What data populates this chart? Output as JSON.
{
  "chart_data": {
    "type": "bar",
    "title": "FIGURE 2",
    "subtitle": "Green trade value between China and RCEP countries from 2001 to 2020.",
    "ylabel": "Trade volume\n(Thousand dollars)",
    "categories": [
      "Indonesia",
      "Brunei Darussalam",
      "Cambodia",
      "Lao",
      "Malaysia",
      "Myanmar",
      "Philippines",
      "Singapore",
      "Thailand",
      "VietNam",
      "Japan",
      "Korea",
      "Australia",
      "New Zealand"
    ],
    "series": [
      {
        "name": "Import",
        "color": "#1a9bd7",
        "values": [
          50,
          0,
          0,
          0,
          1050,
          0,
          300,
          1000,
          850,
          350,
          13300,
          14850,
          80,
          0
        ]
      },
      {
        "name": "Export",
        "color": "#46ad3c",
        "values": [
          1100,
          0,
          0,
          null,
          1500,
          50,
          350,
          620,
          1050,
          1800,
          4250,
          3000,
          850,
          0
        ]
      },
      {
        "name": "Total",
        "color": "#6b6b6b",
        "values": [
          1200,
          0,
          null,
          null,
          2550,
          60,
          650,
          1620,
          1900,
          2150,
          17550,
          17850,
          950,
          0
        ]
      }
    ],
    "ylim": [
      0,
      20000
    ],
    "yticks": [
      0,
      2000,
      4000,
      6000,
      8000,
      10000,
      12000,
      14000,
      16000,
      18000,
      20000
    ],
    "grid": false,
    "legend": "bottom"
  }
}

---

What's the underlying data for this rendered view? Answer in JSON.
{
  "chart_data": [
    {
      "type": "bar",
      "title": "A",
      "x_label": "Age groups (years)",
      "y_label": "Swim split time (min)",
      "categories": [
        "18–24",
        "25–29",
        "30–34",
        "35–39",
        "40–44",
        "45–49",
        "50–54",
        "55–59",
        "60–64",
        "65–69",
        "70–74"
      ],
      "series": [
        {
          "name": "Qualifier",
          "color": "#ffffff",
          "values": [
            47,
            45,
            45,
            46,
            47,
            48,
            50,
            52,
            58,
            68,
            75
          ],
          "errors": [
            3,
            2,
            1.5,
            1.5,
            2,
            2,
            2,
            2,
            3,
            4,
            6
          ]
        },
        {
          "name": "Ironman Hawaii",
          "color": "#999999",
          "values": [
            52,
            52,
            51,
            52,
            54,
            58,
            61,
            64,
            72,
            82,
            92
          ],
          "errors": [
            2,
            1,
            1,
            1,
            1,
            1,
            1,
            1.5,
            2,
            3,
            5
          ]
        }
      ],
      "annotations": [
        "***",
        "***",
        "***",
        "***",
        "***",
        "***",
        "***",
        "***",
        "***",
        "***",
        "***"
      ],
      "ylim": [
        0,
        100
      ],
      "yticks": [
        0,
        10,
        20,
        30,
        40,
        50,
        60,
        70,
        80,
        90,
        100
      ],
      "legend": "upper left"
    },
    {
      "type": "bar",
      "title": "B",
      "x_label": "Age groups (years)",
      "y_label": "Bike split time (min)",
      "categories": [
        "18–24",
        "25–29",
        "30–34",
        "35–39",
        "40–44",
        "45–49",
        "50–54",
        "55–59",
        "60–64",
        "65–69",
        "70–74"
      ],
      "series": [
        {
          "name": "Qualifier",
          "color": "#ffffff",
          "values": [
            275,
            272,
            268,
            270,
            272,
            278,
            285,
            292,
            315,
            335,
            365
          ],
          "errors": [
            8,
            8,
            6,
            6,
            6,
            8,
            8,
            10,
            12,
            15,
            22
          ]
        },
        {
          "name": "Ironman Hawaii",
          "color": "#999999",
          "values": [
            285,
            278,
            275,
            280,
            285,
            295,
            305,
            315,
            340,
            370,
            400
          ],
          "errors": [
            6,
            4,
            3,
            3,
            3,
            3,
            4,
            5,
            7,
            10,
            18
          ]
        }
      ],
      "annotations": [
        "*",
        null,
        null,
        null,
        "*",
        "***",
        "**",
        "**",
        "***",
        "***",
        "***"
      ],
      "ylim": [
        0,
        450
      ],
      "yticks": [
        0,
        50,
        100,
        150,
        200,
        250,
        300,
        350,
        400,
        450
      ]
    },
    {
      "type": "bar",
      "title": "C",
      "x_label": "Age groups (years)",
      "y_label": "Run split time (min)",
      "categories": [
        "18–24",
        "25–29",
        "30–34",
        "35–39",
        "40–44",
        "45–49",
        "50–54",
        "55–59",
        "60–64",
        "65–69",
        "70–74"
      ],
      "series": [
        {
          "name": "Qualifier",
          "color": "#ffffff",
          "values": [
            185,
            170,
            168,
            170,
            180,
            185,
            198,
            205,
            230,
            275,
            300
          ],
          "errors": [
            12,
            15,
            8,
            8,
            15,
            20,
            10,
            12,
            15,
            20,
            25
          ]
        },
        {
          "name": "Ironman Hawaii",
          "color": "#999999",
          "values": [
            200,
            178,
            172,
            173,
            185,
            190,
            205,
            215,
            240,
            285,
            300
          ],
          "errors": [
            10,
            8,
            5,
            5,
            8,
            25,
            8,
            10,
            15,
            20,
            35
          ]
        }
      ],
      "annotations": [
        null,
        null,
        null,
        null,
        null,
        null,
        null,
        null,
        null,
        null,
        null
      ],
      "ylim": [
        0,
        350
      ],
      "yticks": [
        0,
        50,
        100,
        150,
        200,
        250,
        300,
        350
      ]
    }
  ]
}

### What this task involves:
Extract all lines containing the word "JSON".

### Exercise response:
What data populates this chart? Output as JSON.
What's the underlying data for this rendered view? Answer in JSON.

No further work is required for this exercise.